* start *
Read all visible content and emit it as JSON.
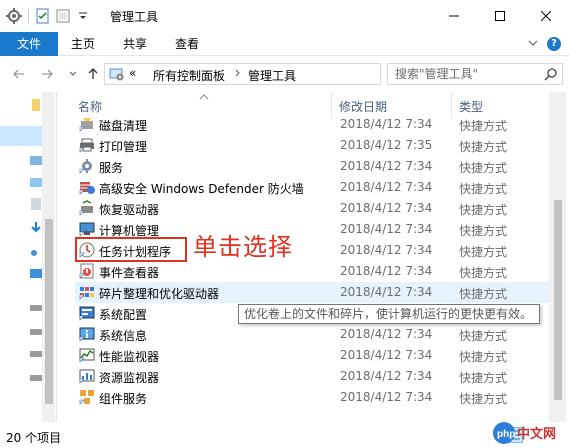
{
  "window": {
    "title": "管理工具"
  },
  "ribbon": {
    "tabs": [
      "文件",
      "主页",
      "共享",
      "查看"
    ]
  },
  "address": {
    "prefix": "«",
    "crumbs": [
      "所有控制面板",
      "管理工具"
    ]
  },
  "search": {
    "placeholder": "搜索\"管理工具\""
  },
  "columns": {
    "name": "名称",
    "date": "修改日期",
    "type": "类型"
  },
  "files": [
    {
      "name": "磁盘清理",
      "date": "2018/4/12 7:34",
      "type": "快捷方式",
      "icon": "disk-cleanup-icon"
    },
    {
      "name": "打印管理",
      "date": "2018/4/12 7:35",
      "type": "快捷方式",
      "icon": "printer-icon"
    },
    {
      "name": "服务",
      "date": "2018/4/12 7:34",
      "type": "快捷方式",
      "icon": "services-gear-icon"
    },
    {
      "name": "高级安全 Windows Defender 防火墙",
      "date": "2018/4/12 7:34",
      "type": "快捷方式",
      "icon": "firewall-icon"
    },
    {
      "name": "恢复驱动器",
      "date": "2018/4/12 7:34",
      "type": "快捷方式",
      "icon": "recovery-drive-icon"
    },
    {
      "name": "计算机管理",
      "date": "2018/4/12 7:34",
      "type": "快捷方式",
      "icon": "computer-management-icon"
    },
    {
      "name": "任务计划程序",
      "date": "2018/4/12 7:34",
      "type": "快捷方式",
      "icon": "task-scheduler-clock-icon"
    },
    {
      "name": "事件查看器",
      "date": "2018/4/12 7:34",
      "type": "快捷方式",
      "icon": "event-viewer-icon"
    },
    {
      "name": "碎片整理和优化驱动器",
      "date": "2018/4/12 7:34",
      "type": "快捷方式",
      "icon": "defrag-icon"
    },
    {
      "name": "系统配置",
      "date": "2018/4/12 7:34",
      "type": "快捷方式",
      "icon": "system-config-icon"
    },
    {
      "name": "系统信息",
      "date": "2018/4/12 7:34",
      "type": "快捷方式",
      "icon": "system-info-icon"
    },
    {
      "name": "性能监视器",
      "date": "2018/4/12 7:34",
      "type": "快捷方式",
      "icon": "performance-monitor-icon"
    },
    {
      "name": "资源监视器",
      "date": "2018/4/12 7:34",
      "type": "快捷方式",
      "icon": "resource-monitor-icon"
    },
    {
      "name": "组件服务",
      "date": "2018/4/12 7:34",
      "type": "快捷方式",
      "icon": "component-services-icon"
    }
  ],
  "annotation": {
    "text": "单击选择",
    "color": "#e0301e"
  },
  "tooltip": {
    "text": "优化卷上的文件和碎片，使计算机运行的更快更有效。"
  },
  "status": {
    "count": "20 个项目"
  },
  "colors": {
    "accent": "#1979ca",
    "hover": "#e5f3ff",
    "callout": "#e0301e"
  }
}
* end *
* start *
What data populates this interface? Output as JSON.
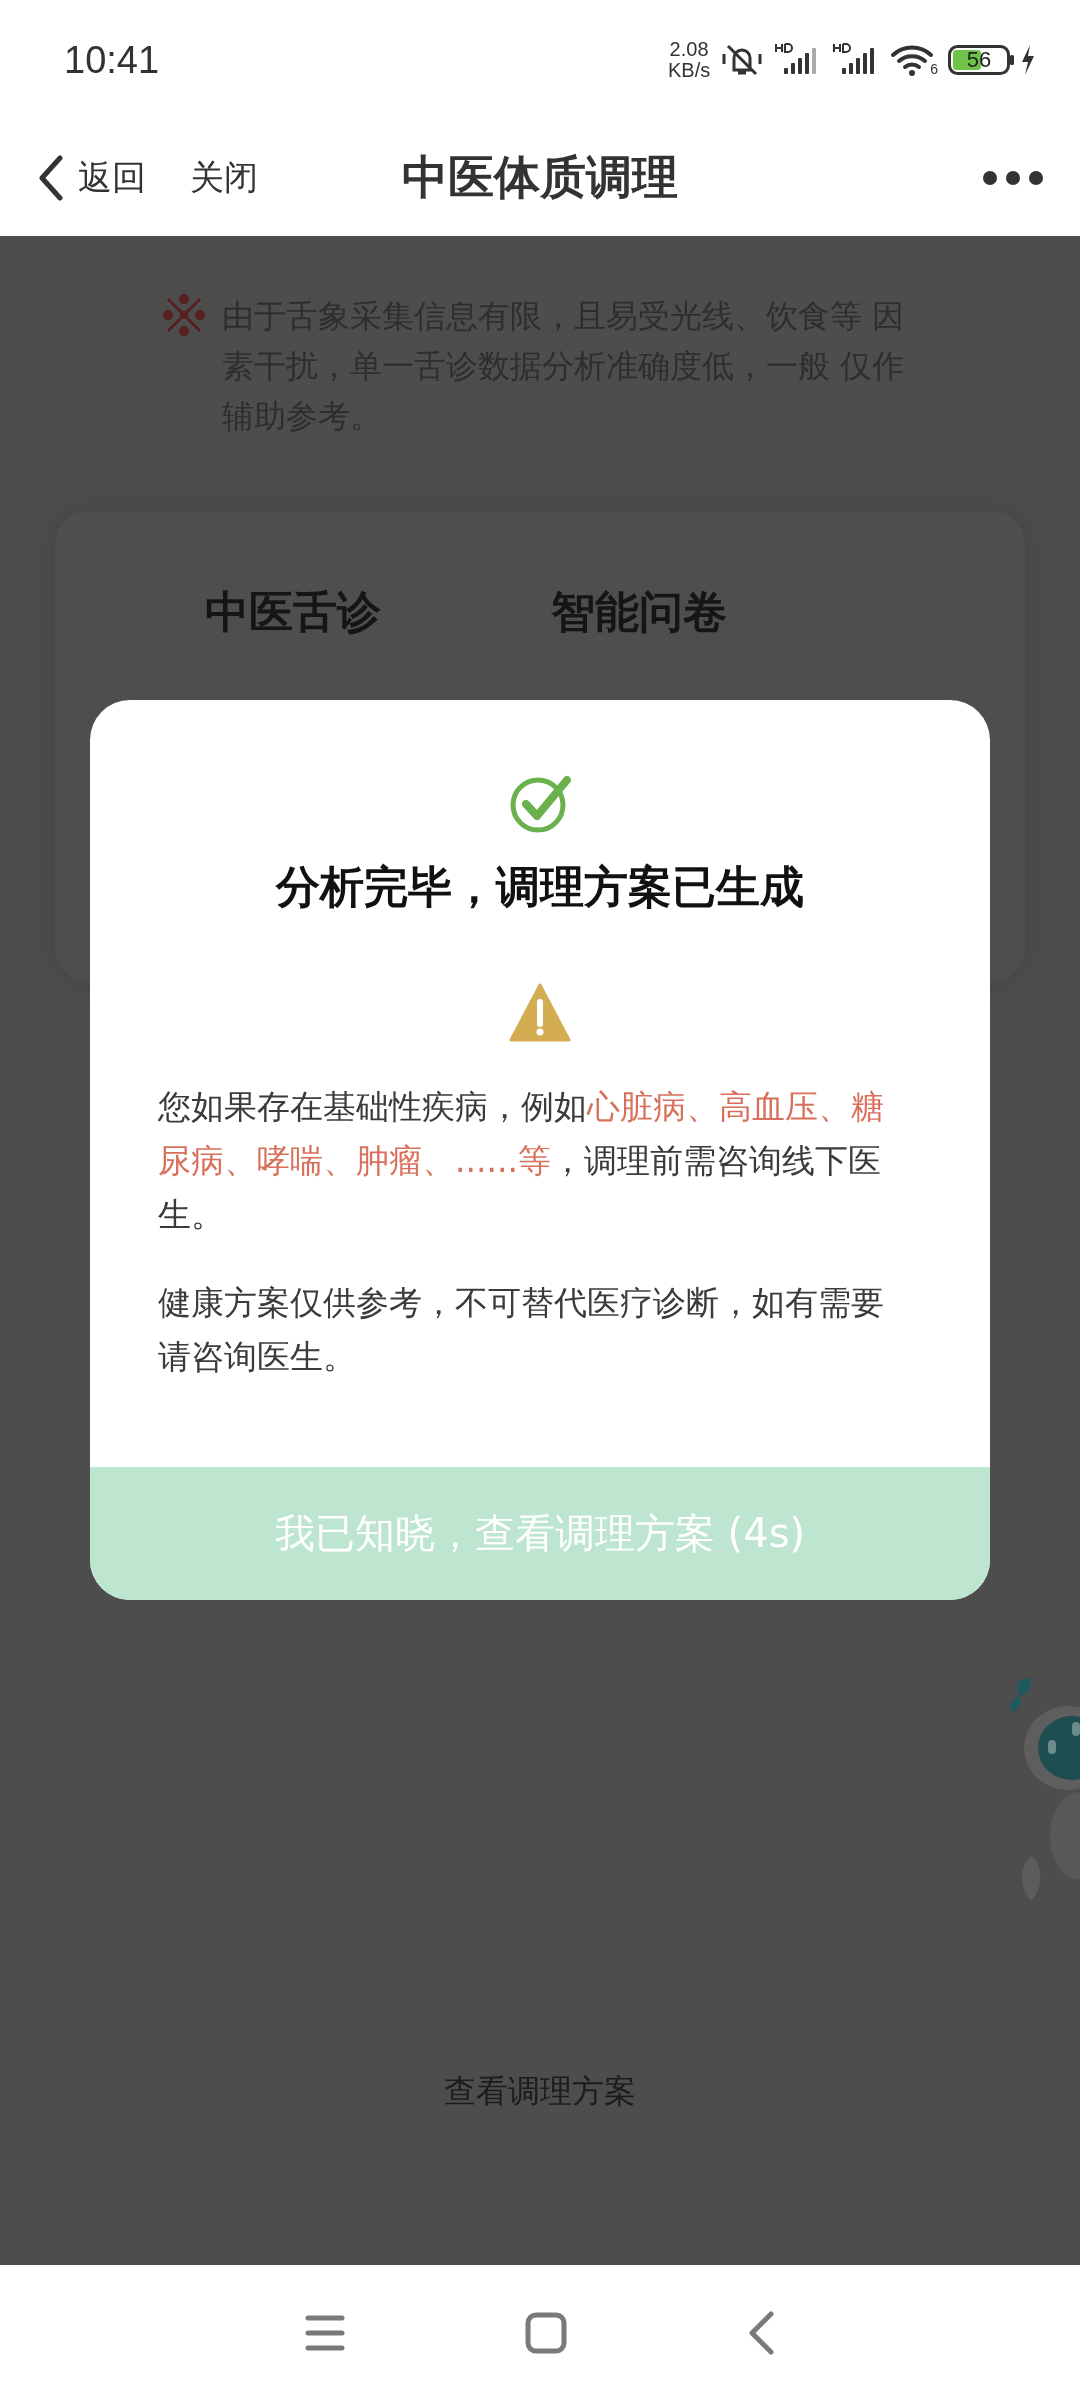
* end *
* start *
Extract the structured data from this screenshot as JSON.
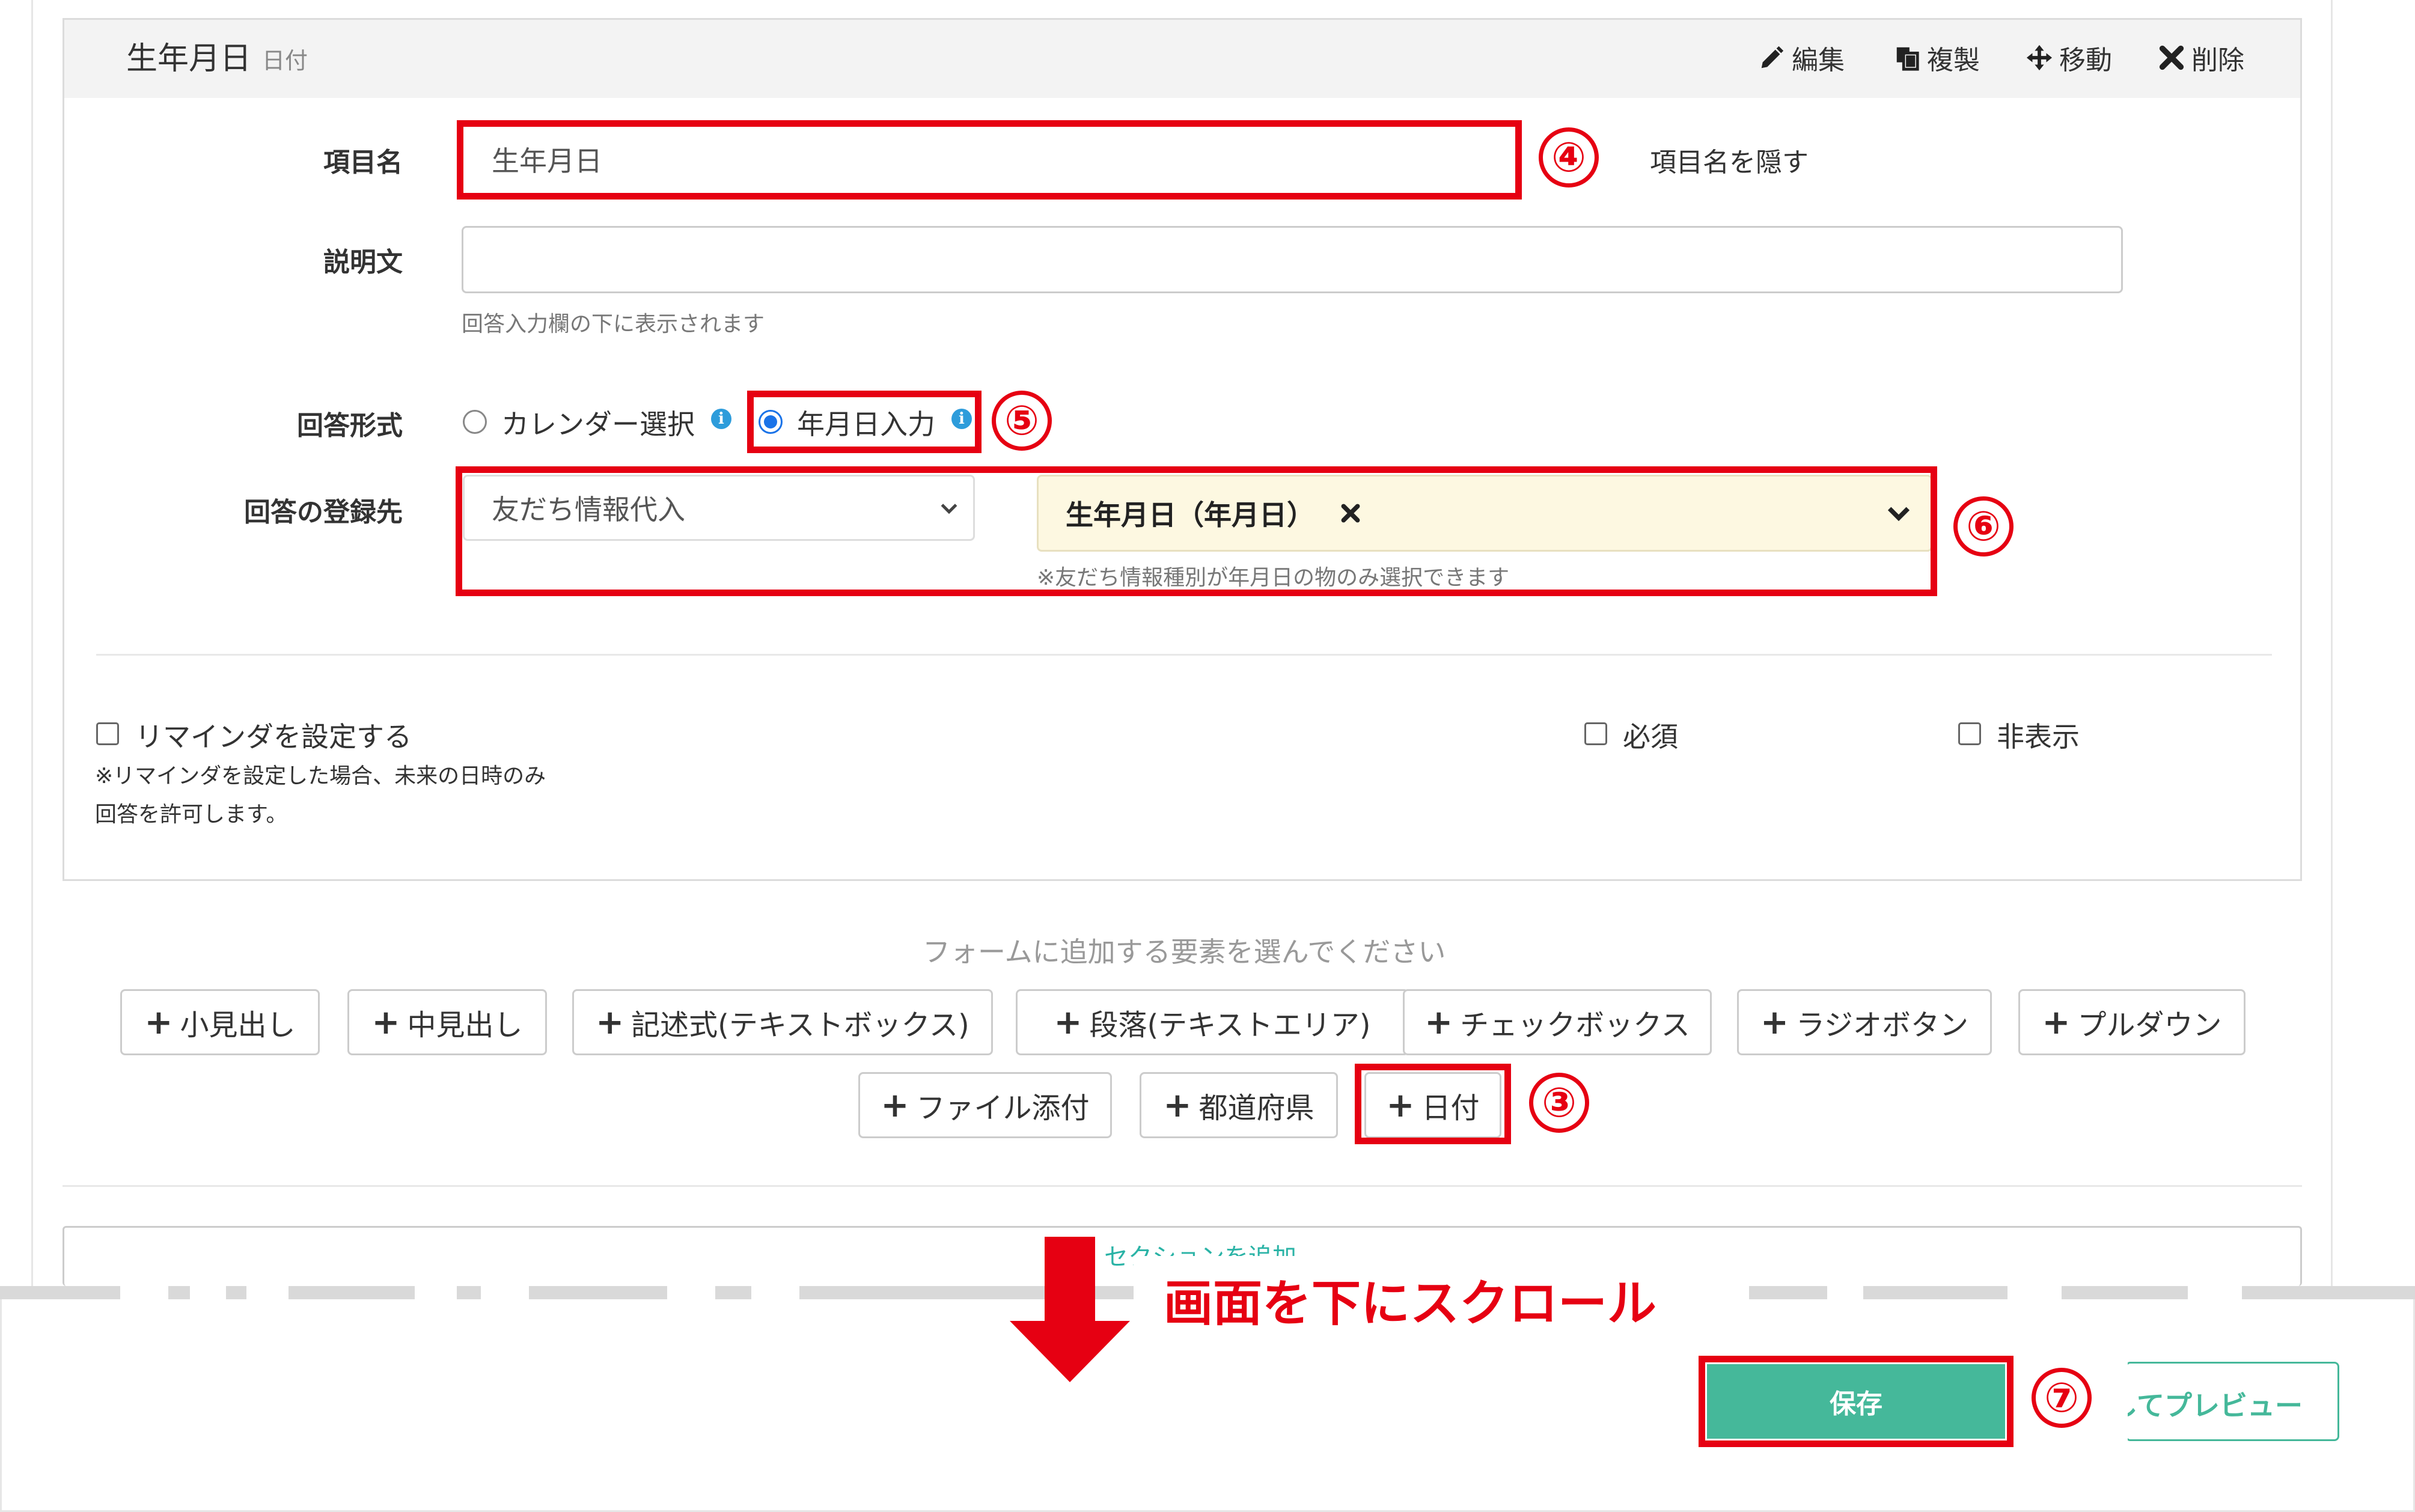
* end *
- **Directive**
Within the listing above, find every line containing the string "data" and return it.

- **Final answer**
What data populates this interface? Output as JSON.
Extract the structured data from this screenshot as JSON.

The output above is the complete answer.